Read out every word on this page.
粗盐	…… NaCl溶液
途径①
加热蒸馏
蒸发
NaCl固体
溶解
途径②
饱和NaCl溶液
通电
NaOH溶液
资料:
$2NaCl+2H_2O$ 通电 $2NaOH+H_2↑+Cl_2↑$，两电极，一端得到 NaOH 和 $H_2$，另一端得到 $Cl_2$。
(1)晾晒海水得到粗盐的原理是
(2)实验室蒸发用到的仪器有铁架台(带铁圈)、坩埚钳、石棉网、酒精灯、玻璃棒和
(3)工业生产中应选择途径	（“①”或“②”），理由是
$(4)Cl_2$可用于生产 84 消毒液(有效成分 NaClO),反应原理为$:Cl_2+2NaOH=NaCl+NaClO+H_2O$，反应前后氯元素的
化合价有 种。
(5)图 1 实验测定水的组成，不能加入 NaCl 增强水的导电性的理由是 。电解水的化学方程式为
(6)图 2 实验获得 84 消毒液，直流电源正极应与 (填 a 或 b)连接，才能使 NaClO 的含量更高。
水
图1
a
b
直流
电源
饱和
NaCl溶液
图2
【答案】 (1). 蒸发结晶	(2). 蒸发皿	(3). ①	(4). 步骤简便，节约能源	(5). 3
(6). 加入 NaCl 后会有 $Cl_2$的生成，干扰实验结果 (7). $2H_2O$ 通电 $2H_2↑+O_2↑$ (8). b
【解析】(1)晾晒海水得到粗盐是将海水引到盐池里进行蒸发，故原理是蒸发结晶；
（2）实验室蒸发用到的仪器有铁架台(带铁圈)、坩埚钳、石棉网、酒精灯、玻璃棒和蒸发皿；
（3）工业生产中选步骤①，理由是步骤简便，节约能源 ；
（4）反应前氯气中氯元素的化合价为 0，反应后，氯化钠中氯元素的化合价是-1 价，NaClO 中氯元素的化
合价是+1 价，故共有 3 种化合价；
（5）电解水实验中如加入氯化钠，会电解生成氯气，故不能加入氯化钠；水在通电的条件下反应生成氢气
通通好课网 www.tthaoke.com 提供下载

● Task to complete
Reproduce the listing above verbatim, from first line to last.

● The output
Read out every word on this page.
粗盐	…… NaCl溶液
途径①
加热蒸馏
蒸发
NaCl固体
溶解
途径②
饱和NaCl溶液
通电
NaOH溶液
资料:
$2NaCl+2H_2O$ 通电 $2NaOH+H_2↑+Cl_2↑$，两电极，一端得到 NaOH 和 $H_2$，另一端得到 $Cl_2$。
(1)晾晒海水得到粗盐的原理是
(2)实验室蒸发用到的仪器有铁架台(带铁圈)、坩埚钳、石棉网、酒精灯、玻璃棒和
(3)工业生产中应选择途径	（“①”或“②”），理由是
$(4)Cl_2$可用于生产 84 消毒液(有效成分 NaClO),反应原理为$:Cl_2+2NaOH=NaCl+NaClO+H_2O$，反应前后氯元素的
化合价有 种。
(5)图 1 实验测定水的组成，不能加入 NaCl 增强水的导电性的理由是 。电解水的化学方程式为
(6)图 2 实验获得 84 消毒液，直流电源正极应与 (填 a 或 b)连接，才能使 NaClO 的含量更高。
水
图1
a
b
直流
电源
饱和
NaCl溶液
图2
【答案】 (1). 蒸发结晶	(2). 蒸发皿	(3). ①	(4). 步骤简便，节约能源	(5). 3
(6). 加入 NaCl 后会有 $Cl_2$的生成，干扰实验结果 (7). $2H_2O$ 通电 $2H_2↑+O_2↑$ (8). b
【解析】(1)晾晒海水得到粗盐是将海水引到盐池里进行蒸发，故原理是蒸发结晶；
（2）实验室蒸发用到的仪器有铁架台(带铁圈)、坩埚钳、石棉网、酒精灯、玻璃棒和蒸发皿；
（3）工业生产中选步骤①，理由是步骤简便，节约能源 ；
（4）反应前氯气中氯元素的化合价为 0，反应后，氯化钠中氯元素的化合价是-1 价，NaClO 中氯元素的化
合价是+1 价，故共有 3 种化合价；
（5）电解水实验中如加入氯化钠，会电解生成氯气，故不能加入氯化钠；水在通电的条件下反应生成氢气
通通好课网 www.tthaoke.com 提供下载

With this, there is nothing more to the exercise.